> _Data listing_:
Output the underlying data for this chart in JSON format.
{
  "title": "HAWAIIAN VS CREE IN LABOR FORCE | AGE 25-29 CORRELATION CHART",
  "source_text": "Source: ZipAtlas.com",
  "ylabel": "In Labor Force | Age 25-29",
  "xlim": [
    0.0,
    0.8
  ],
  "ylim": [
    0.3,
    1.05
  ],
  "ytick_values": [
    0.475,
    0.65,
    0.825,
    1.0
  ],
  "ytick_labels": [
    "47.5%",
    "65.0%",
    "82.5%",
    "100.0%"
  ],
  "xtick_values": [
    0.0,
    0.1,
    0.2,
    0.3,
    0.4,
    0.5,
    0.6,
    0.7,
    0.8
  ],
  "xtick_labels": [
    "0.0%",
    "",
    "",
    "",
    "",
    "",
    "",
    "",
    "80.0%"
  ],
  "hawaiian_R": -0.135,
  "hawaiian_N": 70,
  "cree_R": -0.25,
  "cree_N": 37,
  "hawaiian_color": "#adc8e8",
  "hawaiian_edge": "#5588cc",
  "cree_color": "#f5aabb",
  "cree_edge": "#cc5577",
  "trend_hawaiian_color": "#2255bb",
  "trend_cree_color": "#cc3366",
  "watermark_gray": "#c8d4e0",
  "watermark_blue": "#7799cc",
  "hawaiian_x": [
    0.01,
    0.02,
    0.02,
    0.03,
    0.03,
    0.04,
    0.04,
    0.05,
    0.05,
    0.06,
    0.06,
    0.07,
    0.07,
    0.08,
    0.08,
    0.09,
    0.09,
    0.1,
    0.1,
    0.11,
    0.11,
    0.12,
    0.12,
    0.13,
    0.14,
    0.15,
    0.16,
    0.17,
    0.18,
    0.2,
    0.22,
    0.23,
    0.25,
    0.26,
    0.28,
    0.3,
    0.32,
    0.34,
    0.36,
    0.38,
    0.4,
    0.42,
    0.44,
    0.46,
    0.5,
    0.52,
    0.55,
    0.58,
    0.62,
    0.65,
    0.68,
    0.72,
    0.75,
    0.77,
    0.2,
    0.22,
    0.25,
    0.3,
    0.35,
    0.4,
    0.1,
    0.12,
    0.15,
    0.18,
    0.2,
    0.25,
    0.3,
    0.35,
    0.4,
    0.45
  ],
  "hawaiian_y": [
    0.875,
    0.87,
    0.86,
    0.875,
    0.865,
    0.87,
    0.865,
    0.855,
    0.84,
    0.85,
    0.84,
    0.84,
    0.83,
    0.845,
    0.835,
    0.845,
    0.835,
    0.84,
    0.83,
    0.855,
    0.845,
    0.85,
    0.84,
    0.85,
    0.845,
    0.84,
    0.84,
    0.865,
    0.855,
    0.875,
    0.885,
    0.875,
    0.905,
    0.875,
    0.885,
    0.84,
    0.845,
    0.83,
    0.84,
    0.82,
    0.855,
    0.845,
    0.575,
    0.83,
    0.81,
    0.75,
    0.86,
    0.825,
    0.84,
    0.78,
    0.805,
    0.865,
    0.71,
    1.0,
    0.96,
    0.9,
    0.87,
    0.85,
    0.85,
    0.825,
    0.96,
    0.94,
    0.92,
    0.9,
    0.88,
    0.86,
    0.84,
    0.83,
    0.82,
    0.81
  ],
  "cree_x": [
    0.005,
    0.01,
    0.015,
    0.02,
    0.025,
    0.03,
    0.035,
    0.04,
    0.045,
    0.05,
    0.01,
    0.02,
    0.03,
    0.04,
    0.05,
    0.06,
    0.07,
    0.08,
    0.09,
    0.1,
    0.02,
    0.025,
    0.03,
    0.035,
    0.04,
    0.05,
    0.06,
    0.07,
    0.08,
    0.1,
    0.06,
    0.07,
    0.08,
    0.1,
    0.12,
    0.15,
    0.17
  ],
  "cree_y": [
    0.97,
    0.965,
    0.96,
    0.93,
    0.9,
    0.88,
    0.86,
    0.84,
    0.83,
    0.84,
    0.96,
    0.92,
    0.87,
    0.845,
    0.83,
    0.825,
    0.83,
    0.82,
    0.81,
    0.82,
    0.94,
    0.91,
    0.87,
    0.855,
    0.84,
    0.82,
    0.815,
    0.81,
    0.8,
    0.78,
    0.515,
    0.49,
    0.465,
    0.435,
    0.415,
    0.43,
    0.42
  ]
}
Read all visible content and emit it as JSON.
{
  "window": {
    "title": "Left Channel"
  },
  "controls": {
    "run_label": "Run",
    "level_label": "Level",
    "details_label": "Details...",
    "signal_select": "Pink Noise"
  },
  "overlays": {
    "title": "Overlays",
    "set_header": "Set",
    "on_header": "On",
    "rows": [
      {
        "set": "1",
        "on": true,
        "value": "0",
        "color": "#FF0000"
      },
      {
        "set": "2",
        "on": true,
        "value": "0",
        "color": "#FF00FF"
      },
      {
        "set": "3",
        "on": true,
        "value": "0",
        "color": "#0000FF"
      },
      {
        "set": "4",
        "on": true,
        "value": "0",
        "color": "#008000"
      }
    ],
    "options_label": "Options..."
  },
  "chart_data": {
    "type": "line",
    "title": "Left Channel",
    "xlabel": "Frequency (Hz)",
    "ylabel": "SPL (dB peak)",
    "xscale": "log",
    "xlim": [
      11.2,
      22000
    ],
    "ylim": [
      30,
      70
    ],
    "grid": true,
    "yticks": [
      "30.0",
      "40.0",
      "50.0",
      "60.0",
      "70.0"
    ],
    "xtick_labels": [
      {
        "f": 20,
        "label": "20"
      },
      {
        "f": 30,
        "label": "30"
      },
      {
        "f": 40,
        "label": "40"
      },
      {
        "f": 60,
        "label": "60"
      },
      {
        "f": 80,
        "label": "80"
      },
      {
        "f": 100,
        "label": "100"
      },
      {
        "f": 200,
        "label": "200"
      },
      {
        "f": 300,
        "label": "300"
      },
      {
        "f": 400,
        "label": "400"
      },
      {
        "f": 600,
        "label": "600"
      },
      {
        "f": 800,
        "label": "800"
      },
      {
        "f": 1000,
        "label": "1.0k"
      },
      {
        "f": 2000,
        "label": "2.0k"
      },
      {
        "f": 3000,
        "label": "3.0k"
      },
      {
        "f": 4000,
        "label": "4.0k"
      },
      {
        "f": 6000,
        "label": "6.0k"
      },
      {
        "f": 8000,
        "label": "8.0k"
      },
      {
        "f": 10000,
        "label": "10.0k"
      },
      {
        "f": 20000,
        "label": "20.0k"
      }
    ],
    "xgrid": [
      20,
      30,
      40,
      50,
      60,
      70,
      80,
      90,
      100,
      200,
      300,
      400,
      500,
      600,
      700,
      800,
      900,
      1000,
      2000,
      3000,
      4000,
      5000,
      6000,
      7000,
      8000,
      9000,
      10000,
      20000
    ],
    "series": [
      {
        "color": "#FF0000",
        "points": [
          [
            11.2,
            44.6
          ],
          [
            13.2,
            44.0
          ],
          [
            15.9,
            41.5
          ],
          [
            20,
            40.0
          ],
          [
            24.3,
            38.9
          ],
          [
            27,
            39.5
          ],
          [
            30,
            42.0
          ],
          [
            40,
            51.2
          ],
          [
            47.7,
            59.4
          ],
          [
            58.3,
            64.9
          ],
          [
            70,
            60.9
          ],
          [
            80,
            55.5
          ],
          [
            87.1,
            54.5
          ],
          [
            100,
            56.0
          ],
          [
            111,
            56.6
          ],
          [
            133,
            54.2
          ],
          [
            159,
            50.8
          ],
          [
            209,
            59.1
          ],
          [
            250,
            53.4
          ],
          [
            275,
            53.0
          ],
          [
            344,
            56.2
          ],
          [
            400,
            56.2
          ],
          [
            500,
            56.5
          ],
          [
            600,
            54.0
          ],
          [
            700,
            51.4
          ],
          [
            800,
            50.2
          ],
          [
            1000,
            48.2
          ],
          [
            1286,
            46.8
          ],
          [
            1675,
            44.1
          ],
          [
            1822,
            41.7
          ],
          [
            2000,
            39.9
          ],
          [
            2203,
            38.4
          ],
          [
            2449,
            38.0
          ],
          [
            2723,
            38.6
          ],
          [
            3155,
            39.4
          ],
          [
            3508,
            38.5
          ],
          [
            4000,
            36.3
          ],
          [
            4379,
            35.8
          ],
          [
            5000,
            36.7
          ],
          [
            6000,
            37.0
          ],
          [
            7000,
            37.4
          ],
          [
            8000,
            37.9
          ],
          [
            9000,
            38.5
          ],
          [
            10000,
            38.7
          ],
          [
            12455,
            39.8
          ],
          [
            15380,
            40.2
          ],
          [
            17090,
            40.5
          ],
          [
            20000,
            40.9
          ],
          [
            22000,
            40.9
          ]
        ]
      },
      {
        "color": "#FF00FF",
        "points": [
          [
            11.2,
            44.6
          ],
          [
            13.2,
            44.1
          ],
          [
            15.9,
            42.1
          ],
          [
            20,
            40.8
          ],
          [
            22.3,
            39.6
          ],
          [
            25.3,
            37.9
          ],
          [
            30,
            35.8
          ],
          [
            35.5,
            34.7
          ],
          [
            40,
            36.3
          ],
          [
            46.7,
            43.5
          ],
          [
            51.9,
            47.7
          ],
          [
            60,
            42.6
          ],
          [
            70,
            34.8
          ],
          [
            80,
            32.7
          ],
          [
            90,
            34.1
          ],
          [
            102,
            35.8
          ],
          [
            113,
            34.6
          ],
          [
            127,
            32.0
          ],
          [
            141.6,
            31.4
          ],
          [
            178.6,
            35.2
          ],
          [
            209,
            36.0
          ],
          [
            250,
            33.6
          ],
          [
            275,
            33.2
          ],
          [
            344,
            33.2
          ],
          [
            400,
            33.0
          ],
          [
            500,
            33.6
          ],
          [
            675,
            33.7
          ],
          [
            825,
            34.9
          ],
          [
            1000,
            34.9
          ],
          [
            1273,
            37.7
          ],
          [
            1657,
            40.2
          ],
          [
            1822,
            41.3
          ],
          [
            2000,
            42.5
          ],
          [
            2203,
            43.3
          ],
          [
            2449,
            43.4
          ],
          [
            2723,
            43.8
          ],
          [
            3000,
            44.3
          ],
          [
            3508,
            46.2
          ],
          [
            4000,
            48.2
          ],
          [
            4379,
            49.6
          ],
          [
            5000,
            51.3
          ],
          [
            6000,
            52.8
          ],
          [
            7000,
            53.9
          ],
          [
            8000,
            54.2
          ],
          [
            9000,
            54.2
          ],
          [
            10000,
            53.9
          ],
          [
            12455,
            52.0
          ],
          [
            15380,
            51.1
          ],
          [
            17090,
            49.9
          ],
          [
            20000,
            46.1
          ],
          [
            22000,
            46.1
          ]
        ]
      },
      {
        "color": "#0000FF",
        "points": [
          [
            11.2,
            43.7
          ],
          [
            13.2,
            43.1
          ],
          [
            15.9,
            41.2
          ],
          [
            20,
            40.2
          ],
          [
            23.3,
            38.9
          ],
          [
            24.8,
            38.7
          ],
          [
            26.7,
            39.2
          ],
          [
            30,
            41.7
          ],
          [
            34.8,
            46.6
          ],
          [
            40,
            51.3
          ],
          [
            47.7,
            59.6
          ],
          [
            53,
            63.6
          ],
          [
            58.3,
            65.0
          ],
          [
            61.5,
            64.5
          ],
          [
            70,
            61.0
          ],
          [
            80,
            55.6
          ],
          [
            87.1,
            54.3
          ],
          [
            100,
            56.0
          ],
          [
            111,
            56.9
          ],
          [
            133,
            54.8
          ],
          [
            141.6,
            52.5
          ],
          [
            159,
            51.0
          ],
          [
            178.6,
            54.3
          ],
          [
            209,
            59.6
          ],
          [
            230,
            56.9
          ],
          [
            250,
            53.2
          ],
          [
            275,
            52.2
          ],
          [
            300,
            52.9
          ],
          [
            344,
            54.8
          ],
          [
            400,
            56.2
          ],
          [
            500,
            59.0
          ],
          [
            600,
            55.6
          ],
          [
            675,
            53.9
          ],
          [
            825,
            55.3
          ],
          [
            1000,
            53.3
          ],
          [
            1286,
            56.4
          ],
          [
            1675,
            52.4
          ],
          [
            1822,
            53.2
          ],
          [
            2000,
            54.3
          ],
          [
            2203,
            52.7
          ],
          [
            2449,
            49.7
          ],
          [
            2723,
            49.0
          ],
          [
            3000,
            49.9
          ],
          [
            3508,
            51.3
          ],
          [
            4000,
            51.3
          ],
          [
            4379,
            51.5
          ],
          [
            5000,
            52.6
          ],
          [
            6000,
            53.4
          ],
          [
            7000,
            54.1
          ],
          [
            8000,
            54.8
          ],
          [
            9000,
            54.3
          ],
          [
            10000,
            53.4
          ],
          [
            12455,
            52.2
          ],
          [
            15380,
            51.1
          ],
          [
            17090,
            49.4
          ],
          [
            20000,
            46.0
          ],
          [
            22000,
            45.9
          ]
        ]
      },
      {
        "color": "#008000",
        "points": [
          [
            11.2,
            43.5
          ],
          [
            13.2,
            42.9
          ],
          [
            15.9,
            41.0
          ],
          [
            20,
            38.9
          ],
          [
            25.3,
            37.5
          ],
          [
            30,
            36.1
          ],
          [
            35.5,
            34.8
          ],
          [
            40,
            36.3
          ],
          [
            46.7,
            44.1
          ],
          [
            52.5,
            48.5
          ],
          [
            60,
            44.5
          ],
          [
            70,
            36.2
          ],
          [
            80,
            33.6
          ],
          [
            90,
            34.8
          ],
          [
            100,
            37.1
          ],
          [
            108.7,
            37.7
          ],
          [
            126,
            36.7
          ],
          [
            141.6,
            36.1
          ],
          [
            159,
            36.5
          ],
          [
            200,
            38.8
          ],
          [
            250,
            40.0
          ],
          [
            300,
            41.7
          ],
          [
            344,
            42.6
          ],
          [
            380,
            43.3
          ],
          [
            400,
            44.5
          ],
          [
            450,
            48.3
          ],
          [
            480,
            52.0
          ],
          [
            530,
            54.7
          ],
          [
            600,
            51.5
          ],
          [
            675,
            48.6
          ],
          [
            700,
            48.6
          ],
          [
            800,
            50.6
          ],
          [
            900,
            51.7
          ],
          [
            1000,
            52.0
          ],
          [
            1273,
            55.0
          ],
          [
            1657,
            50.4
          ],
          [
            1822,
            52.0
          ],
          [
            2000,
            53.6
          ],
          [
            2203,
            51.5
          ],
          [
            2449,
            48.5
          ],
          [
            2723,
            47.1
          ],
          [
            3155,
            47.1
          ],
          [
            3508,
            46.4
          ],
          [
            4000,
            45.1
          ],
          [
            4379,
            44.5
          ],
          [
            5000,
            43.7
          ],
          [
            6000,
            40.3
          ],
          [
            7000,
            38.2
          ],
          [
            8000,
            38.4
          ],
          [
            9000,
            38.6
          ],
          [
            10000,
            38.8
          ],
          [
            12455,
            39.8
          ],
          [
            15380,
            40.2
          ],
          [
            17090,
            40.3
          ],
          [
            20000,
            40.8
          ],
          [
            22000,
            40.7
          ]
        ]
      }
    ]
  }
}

> _REQUIRED TASK_: Scan the lines for the string "Channel". Copy out each line that matches.

> _TASK OUTPUT_:
    "title": "Left Channel"
    "title": "Left Channel",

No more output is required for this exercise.